__EXERCISE AIM__:
Every line below that holds the string "FROM" should be copied out.

Start of DATA RECORDS

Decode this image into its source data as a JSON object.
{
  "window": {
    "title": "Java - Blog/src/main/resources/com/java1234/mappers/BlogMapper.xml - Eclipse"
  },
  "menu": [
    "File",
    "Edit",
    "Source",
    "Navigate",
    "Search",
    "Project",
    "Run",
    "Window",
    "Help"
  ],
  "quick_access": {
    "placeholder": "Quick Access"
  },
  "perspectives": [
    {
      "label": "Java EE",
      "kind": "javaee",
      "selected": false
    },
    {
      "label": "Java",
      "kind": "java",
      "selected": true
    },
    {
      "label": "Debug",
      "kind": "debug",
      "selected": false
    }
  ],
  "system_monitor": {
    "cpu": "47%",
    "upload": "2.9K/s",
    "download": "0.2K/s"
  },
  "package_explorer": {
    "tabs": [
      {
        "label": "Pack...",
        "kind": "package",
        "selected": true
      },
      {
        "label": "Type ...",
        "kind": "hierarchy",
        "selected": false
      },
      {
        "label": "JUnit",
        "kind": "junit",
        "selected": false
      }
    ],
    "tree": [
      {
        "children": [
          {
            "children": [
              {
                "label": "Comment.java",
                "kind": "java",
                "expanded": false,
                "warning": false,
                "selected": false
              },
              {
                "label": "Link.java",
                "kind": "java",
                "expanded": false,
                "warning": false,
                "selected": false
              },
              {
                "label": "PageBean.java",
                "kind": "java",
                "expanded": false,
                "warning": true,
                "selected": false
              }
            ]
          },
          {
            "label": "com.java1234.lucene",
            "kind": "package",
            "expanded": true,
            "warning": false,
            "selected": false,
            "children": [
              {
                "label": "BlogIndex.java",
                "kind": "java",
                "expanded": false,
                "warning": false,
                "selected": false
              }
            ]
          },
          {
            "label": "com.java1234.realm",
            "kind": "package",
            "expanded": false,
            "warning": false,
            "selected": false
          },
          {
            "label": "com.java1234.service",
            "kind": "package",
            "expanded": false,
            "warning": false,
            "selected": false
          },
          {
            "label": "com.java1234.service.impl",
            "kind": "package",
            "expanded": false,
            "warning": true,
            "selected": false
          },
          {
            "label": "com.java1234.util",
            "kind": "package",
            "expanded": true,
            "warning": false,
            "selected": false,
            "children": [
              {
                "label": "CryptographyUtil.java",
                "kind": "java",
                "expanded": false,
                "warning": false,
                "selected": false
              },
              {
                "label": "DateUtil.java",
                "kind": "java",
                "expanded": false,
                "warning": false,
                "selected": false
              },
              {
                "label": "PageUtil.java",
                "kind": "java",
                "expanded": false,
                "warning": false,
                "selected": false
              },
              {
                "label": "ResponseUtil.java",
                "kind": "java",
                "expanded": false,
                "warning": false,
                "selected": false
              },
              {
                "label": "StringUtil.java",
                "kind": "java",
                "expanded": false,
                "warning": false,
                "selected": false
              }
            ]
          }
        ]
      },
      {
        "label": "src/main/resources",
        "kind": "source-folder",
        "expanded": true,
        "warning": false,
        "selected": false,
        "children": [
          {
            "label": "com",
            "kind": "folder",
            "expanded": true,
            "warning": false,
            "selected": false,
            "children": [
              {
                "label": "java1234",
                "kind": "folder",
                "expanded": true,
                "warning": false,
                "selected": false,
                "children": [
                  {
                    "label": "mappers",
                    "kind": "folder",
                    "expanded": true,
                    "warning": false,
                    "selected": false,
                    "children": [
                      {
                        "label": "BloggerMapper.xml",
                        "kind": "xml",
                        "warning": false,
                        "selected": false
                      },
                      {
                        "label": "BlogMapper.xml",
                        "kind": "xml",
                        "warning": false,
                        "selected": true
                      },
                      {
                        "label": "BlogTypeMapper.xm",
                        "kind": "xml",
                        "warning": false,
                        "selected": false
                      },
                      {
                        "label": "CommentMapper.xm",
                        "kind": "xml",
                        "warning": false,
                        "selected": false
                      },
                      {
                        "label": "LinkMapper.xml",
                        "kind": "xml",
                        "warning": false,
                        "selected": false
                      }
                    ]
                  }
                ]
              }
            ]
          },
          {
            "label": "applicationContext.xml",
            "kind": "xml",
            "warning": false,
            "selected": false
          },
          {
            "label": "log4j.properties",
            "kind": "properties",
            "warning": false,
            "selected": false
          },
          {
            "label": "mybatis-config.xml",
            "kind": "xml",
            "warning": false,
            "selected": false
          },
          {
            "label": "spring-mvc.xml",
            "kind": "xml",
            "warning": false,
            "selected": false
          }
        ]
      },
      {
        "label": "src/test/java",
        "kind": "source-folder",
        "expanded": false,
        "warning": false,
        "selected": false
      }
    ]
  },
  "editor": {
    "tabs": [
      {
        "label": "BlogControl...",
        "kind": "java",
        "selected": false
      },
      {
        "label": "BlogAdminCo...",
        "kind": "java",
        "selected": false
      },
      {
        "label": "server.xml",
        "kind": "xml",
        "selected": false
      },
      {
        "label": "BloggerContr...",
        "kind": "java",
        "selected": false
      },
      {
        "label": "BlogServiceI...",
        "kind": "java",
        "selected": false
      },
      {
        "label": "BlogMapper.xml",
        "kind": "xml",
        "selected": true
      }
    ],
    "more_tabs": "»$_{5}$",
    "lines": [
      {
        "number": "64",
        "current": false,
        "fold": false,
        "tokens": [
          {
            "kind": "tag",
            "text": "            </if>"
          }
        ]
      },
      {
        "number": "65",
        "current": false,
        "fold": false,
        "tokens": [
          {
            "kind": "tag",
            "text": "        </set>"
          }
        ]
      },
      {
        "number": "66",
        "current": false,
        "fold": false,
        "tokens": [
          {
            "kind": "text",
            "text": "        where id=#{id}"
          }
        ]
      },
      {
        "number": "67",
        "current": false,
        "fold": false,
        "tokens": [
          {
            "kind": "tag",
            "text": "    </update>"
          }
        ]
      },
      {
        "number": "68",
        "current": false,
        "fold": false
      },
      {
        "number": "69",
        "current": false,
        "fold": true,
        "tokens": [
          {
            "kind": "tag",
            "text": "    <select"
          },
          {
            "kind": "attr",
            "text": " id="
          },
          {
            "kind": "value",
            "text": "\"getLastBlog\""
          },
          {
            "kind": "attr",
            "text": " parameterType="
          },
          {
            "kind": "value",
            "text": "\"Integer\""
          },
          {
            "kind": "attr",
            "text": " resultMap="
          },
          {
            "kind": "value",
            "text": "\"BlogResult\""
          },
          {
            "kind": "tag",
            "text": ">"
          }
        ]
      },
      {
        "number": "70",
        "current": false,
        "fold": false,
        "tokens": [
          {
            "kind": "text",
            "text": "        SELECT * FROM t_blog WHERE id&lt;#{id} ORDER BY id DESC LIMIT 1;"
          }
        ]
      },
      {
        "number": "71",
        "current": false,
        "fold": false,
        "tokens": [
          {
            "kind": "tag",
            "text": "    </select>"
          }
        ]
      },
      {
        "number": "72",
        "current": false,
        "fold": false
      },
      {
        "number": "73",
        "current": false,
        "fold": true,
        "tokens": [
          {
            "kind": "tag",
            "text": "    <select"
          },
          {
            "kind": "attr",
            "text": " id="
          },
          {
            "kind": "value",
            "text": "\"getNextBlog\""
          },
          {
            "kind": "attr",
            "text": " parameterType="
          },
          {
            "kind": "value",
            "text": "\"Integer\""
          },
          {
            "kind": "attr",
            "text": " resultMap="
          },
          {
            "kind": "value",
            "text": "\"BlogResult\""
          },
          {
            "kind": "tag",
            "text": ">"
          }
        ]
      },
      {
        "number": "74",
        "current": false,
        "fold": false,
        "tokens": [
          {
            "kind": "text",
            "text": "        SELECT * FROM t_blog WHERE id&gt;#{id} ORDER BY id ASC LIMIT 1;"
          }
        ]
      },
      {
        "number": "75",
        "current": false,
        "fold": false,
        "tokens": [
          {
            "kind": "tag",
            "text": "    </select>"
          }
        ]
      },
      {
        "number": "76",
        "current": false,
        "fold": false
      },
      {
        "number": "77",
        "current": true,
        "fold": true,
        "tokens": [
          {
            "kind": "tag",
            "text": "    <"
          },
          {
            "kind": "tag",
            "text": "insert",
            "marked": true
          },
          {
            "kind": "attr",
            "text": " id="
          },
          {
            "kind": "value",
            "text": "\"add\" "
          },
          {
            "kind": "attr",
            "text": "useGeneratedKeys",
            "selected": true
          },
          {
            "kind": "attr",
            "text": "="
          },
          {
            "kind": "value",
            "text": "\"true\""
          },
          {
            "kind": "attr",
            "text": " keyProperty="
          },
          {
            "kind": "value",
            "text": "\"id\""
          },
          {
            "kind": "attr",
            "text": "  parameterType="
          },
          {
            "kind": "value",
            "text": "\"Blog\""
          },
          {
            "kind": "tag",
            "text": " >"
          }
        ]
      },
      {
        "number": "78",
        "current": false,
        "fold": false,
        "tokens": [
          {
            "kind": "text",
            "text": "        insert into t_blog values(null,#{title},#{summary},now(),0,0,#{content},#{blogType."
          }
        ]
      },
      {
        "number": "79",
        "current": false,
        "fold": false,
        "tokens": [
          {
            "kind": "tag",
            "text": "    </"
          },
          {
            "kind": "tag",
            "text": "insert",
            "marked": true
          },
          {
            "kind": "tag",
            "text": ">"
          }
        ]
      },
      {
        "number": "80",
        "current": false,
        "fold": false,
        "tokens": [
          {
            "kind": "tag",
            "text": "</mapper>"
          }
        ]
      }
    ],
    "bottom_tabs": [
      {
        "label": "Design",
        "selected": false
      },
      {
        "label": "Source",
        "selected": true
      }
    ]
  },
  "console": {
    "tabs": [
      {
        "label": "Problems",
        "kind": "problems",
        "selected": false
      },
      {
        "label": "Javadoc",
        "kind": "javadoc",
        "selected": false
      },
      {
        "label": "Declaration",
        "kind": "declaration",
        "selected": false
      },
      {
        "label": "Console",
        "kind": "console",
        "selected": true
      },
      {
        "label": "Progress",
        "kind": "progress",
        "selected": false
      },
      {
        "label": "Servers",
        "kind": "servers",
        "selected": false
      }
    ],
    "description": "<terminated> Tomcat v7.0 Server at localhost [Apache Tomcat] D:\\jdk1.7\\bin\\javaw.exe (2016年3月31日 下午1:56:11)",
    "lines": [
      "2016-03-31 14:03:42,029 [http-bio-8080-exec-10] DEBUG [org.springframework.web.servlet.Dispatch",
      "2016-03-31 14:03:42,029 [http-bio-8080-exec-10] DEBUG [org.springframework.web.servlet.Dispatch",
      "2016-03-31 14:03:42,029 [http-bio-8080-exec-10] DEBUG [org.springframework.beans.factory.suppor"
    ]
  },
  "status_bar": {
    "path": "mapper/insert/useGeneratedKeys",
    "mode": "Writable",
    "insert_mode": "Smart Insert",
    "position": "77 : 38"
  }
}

End of DATA RECORDS

__SOLUTION__:
            "text": "        SELECT * FROM t_blog WHERE id&lt;#{id} ORDER BY id DESC LIMIT 1;"
            "text": "        SELECT * FROM t_blog WHERE id&gt;#{id} ORDER BY id ASC LIMIT 1;"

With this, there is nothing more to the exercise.